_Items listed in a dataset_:
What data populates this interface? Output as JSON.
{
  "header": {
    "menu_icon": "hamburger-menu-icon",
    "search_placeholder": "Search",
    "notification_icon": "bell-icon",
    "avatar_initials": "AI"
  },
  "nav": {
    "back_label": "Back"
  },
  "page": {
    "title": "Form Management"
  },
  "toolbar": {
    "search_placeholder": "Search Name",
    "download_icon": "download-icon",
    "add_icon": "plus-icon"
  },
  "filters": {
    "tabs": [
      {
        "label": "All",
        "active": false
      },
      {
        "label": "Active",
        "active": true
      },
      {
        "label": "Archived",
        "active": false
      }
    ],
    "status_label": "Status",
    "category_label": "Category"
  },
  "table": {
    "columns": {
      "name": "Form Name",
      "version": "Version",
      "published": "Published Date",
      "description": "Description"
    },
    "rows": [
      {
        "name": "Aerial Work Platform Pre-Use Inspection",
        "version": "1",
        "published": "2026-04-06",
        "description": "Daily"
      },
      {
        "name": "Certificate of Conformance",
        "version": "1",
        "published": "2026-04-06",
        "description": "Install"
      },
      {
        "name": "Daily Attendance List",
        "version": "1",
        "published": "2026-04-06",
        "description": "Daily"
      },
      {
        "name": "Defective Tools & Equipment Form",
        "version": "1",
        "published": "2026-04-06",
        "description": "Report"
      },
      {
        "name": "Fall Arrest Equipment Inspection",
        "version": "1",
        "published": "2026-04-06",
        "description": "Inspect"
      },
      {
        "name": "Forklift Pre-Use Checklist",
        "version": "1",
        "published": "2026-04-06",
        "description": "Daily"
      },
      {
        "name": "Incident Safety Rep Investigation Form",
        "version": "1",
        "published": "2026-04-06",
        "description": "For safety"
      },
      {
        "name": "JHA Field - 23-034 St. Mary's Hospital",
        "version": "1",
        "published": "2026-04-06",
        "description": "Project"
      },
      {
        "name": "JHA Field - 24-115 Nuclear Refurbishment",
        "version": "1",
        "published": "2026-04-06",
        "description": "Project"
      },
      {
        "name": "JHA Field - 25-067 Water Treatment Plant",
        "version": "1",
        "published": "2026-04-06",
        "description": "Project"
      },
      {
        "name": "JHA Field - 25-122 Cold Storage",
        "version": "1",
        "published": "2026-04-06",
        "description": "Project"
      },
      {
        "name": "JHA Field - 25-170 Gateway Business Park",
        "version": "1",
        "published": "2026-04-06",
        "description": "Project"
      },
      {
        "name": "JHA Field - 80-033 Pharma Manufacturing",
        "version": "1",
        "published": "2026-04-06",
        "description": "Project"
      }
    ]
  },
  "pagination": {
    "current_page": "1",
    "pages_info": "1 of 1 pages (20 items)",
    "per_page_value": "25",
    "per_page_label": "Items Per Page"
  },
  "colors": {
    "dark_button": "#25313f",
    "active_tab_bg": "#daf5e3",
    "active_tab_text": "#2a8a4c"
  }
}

_Direction_:
Gather each line from the entries above that includes the word "icon".

_Finished answer_:
    "menu_icon": "hamburger-menu-icon",
    "notification_icon": "bell-icon",
    "download_icon": "download-icon",
    "add_icon": "plus-icon"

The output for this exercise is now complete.